**Data shown**
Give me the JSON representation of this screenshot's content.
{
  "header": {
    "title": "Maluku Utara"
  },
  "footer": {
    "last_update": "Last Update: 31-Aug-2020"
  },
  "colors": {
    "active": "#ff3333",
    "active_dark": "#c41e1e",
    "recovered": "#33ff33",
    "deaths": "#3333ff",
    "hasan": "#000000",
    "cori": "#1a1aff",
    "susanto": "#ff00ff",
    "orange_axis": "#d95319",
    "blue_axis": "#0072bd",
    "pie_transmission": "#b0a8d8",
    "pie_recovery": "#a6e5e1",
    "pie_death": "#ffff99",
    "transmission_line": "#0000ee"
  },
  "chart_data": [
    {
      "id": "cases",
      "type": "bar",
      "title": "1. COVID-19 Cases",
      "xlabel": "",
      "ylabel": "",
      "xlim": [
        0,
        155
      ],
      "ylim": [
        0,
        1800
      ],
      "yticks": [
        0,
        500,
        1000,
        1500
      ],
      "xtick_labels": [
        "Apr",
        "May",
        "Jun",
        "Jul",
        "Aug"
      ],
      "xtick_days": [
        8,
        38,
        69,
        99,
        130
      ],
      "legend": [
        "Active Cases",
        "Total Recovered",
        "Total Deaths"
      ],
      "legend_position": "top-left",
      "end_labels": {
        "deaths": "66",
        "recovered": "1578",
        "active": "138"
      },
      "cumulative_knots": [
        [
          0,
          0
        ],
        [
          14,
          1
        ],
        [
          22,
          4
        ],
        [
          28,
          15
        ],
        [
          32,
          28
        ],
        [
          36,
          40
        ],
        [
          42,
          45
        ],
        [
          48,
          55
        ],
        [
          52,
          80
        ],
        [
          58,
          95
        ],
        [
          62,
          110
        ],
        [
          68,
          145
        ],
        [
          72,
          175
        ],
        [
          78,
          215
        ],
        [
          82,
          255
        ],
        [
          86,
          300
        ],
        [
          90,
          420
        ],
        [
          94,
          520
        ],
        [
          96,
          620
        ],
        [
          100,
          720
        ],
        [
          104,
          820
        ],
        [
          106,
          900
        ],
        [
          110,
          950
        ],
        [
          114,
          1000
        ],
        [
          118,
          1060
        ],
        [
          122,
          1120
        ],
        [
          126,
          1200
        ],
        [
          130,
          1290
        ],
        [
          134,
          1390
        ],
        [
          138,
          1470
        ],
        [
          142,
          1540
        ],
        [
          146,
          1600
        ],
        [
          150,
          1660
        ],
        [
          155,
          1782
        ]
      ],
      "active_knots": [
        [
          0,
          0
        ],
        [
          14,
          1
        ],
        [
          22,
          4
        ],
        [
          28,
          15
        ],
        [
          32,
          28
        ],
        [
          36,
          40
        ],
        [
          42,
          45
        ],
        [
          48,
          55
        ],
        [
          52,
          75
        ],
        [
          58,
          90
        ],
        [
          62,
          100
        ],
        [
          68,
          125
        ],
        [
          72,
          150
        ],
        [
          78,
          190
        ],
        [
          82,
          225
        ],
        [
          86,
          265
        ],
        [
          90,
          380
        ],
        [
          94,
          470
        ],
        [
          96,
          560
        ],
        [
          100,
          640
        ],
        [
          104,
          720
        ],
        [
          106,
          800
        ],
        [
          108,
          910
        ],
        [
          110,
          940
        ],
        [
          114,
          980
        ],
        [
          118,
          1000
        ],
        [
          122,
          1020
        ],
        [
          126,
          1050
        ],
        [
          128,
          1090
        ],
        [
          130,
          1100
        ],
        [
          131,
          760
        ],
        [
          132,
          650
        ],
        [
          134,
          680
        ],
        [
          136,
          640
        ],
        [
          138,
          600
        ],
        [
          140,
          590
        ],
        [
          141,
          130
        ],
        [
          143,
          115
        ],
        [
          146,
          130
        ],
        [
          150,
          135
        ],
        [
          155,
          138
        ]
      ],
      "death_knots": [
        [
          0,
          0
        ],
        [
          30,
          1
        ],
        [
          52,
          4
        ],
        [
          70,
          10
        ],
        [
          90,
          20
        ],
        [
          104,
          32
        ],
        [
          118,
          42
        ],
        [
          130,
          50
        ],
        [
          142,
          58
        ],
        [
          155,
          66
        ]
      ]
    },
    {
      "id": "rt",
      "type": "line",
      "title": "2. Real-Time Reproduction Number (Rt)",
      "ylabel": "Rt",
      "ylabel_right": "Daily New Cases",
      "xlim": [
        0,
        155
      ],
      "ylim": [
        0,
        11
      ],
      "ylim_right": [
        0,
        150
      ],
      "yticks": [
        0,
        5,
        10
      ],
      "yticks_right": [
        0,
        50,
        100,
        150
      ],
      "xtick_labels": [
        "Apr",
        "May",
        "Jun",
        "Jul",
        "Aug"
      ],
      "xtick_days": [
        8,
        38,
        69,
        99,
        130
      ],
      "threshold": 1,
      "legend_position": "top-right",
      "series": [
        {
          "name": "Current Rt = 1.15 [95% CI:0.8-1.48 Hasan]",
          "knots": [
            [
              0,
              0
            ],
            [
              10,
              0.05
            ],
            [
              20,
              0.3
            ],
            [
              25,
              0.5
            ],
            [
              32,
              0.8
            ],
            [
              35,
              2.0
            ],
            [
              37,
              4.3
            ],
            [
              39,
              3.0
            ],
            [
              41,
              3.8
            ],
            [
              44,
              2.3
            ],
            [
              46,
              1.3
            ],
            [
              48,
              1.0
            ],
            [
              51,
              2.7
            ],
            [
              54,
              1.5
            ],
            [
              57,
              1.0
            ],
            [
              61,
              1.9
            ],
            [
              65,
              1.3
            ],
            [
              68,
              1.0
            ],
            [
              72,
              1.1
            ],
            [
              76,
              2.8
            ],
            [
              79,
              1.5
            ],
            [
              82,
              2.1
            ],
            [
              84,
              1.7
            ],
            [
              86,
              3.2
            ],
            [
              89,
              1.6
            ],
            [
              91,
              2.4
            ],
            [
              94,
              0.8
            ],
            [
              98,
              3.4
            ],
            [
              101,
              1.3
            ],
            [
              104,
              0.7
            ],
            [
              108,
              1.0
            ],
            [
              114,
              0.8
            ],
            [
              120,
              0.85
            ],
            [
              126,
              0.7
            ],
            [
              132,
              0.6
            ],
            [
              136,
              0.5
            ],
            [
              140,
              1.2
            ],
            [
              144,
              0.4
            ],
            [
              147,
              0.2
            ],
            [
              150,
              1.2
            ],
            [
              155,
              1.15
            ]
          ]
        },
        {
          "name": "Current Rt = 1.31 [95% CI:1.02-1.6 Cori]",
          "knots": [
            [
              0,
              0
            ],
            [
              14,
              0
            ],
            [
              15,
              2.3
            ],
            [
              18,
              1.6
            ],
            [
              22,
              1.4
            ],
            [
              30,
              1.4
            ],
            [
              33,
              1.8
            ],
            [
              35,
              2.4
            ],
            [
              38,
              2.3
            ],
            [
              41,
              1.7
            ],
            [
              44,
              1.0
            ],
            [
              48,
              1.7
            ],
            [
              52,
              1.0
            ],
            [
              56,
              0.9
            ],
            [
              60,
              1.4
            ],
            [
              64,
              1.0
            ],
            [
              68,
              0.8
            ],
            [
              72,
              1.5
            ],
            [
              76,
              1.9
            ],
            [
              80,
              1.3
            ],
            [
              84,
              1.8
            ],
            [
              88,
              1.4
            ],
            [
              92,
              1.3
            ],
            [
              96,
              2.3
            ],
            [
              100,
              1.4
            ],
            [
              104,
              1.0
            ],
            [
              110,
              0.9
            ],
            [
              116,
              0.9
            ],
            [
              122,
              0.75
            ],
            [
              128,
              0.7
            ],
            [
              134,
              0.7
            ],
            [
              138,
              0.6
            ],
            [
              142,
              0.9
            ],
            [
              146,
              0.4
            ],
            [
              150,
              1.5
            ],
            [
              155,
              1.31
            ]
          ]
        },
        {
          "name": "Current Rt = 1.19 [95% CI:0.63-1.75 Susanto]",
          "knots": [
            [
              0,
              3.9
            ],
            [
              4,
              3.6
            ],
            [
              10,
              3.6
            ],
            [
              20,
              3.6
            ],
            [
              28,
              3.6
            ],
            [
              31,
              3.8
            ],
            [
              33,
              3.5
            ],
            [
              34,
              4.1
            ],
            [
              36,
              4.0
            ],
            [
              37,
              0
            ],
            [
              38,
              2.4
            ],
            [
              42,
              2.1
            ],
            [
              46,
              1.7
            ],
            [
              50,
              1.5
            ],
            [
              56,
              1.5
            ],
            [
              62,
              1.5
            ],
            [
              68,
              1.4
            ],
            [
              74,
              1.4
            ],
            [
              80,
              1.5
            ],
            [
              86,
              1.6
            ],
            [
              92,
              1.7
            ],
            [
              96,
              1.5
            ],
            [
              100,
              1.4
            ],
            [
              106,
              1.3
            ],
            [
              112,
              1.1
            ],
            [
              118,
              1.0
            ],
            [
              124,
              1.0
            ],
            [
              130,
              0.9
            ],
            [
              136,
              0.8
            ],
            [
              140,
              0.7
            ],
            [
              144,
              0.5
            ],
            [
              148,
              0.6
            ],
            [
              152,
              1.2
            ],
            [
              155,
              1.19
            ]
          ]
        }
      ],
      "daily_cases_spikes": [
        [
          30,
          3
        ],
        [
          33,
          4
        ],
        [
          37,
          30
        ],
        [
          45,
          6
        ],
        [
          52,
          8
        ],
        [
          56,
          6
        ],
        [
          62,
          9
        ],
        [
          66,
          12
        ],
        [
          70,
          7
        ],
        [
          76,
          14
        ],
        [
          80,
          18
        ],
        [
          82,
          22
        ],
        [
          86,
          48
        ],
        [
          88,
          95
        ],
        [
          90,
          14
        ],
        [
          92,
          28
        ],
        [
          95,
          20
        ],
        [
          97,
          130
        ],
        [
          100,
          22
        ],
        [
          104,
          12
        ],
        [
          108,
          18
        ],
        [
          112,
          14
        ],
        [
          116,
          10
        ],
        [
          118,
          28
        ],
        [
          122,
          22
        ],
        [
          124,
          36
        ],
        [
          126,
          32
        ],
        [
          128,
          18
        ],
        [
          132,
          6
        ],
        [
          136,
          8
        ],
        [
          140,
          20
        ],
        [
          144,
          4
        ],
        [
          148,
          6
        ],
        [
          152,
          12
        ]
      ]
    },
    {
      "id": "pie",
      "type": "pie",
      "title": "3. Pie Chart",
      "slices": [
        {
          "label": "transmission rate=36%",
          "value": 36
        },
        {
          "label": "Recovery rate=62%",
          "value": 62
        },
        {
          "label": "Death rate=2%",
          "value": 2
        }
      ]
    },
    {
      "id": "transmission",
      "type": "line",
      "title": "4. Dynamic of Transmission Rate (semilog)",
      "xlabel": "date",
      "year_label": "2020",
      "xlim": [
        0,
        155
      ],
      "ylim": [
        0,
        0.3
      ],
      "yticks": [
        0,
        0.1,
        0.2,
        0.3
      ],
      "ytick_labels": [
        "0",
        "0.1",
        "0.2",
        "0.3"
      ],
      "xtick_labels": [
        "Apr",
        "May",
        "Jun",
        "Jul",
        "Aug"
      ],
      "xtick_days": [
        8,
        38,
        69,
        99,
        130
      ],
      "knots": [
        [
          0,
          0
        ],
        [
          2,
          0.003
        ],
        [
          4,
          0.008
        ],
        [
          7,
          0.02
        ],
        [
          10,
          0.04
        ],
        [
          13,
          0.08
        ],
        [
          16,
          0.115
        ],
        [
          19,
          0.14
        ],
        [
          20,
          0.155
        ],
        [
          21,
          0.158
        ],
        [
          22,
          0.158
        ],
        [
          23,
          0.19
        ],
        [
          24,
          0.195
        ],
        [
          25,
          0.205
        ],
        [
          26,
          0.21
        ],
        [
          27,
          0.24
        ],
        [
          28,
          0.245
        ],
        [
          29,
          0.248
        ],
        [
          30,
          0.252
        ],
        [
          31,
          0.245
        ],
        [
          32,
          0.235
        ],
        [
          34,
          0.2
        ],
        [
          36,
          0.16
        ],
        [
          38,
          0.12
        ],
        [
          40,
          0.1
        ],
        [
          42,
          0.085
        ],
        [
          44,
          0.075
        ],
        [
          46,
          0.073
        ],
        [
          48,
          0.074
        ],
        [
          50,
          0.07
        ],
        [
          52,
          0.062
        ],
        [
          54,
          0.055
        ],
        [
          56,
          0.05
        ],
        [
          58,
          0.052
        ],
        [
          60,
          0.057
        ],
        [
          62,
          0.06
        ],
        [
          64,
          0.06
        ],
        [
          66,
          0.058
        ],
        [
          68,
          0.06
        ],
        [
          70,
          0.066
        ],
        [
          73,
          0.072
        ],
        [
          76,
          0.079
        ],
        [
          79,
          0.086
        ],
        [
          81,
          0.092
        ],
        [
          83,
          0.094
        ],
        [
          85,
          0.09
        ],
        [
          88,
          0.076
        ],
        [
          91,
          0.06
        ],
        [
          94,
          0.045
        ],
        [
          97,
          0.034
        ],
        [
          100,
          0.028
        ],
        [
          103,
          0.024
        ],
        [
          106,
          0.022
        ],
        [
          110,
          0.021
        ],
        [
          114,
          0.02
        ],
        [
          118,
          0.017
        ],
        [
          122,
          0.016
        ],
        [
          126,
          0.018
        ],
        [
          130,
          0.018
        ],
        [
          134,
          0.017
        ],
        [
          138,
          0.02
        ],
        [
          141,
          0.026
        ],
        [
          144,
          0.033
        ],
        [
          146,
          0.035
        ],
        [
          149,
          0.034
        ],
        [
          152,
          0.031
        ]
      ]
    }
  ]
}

**Exercise directions**
Count the lines in the material above where the string "name" appears, then state only that count.

**Answer to the problem**
3